** Start Exercise inputs **

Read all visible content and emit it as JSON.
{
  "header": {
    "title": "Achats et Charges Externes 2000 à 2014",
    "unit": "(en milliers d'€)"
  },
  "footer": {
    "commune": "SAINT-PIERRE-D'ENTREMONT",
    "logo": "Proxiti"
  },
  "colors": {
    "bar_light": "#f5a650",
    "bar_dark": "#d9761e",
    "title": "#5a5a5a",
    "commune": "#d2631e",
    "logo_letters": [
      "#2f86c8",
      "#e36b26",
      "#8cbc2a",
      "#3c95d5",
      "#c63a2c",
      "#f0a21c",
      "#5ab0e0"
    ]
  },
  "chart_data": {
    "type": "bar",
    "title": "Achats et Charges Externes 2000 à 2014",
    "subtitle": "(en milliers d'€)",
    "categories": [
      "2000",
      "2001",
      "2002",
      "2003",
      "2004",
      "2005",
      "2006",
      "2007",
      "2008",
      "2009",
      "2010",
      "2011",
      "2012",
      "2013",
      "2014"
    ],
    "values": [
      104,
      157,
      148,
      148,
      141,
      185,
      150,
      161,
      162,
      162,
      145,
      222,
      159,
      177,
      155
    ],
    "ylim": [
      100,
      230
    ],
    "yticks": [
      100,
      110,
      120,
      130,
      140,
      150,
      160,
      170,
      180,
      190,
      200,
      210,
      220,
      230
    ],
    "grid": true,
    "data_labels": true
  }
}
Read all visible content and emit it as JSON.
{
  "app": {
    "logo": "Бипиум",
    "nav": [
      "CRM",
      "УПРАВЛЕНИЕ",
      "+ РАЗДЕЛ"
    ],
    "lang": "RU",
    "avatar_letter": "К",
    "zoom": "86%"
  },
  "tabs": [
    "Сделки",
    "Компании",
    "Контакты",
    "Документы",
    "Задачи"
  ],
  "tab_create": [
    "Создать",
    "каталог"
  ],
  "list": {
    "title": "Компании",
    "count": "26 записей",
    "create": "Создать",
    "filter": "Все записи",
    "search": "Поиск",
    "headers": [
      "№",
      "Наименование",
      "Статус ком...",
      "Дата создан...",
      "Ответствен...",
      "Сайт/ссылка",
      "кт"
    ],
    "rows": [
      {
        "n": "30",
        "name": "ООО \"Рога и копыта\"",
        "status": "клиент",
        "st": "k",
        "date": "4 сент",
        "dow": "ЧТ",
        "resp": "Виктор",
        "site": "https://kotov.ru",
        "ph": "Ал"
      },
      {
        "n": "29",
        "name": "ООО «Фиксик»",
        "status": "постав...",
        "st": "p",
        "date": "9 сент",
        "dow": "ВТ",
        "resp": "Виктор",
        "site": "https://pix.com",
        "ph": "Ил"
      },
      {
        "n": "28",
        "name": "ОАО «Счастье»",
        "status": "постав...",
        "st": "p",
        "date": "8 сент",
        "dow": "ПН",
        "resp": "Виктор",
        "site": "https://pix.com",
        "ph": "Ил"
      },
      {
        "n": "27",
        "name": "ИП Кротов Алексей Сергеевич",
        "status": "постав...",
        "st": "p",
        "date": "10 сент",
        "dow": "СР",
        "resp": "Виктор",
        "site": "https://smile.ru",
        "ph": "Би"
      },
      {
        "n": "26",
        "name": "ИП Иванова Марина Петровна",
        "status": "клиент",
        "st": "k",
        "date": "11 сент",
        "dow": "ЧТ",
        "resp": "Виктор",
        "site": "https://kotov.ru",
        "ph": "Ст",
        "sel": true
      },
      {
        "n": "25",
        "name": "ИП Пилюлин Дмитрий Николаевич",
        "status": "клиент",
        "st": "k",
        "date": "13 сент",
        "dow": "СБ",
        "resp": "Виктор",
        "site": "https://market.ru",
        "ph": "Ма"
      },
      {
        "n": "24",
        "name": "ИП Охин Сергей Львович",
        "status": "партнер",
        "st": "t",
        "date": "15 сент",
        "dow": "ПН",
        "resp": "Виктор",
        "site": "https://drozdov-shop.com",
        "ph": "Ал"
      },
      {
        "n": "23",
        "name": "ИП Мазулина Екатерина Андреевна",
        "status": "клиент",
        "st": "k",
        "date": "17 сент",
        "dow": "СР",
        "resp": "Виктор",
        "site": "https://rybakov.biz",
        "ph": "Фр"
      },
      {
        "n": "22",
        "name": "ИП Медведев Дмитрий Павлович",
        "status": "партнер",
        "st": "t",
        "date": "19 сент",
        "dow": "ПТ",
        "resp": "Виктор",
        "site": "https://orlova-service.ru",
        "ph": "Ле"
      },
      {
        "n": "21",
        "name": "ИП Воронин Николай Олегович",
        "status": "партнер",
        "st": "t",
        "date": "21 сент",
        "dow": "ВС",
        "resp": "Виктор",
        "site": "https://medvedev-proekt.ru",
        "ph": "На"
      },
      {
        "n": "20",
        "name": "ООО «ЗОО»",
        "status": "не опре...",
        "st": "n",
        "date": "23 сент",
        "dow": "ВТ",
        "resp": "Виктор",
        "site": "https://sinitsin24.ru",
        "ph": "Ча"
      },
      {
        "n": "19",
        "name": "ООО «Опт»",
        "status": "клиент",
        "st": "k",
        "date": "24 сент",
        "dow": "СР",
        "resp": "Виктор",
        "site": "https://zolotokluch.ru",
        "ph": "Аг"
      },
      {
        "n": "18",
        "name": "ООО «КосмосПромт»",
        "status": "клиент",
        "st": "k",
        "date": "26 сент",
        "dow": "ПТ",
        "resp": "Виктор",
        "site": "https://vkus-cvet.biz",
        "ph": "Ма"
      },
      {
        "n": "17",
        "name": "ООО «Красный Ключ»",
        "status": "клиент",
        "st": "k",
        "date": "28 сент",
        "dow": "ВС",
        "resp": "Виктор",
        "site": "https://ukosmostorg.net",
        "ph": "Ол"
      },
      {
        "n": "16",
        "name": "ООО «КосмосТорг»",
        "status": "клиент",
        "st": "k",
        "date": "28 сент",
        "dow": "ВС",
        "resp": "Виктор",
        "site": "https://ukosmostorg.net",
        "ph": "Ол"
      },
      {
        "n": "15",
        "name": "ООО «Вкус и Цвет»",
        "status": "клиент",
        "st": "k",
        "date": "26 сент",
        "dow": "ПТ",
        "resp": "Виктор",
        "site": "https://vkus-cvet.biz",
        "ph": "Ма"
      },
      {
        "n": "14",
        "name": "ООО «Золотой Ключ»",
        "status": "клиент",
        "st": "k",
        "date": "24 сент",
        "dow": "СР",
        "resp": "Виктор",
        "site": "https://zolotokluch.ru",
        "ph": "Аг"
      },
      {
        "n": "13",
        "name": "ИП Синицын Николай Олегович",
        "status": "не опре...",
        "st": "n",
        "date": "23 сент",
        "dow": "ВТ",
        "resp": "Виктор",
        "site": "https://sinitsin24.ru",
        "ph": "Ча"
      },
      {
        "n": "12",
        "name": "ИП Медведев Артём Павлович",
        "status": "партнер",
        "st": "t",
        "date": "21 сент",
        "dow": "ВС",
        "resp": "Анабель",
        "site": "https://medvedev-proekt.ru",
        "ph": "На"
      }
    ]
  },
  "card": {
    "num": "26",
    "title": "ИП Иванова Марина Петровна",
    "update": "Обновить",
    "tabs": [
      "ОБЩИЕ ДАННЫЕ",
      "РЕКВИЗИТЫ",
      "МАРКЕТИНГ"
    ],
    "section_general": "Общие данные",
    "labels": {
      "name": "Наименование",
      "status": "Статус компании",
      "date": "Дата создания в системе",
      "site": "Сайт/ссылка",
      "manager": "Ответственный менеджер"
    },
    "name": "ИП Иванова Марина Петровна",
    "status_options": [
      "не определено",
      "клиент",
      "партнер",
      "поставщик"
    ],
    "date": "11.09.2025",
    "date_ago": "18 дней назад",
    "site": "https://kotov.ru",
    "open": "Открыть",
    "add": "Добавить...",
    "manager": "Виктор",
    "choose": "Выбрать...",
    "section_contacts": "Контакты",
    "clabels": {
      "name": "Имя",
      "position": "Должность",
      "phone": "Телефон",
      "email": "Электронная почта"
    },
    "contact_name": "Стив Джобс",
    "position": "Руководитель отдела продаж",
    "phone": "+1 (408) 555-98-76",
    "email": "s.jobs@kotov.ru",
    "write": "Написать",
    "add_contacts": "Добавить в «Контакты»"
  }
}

** End Exercise inputs **

Exercise description:
Lines containing the word "Олегович" are to be counted in the listing; state their number alone.

Result for this exercise:
2